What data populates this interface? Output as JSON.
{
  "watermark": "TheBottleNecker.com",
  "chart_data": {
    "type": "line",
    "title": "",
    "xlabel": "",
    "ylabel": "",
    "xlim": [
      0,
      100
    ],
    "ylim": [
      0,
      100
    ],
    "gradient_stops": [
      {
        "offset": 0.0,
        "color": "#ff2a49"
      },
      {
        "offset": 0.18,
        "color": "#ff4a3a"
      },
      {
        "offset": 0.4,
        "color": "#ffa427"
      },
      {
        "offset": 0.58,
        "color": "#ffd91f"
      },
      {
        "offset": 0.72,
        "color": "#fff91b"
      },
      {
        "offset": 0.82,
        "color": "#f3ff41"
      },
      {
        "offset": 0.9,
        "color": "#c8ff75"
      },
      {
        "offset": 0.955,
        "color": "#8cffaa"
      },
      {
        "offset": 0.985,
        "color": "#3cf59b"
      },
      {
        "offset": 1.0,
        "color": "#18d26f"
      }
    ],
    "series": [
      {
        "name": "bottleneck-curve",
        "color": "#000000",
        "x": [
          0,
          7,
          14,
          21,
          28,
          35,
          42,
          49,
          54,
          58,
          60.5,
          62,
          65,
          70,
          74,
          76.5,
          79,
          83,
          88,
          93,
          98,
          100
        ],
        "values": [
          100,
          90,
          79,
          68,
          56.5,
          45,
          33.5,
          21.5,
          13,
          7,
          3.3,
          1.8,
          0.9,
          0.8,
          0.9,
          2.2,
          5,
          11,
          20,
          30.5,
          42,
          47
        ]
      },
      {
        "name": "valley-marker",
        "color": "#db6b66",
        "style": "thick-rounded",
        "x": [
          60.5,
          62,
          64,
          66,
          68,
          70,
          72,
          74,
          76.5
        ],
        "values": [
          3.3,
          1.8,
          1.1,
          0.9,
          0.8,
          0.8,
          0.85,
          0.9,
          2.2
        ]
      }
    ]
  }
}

──────────────────────────────

Given instruction:
Each line above must be printed exactly as it appears.

Reply to the exercise:
What data populates this interface? Output as JSON.
{
  "watermark": "TheBottleNecker.com",
  "chart_data": {
    "type": "line",
    "title": "",
    "xlabel": "",
    "ylabel": "",
    "xlim": [
      0,
      100
    ],
    "ylim": [
      0,
      100
    ],
    "gradient_stops": [
      {
        "offset": 0.0,
        "color": "#ff2a49"
      },
      {
        "offset": 0.18,
        "color": "#ff4a3a"
      },
      {
        "offset": 0.4,
        "color": "#ffa427"
      },
      {
        "offset": 0.58,
        "color": "#ffd91f"
      },
      {
        "offset": 0.72,
        "color": "#fff91b"
      },
      {
        "offset": 0.82,
        "color": "#f3ff41"
      },
      {
        "offset": 0.9,
        "color": "#c8ff75"
      },
      {
        "offset": 0.955,
        "color": "#8cffaa"
      },
      {
        "offset": 0.985,
        "color": "#3cf59b"
      },
      {
        "offset": 1.0,
        "color": "#18d26f"
      }
    ],
    "series": [
      {
        "name": "bottleneck-curve",
        "color": "#000000",
        "x": [
          0,
          7,
          14,
          21,
          28,
          35,
          42,
          49,
          54,
          58,
          60.5,
          62,
          65,
          70,
          74,
          76.5,
          79,
          83,
          88,
          93,
          98,
          100
        ],
        "values": [
          100,
          90,
          79,
          68,
          56.5,
          45,
          33.5,
          21.5,
          13,
          7,
          3.3,
          1.8,
          0.9,
          0.8,
          0.9,
          2.2,
          5,
          11,
          20,
          30.5,
          42,
          47
        ]
      },
      {
        "name": "valley-marker",
        "color": "#db6b66",
        "style": "thick-rounded",
        "x": [
          60.5,
          62,
          64,
          66,
          68,
          70,
          72,
          74,
          76.5
        ],
        "values": [
          3.3,
          1.8,
          1.1,
          0.9,
          0.8,
          0.8,
          0.85,
          0.9,
          2.2
        ]
      }
    ]
  }
}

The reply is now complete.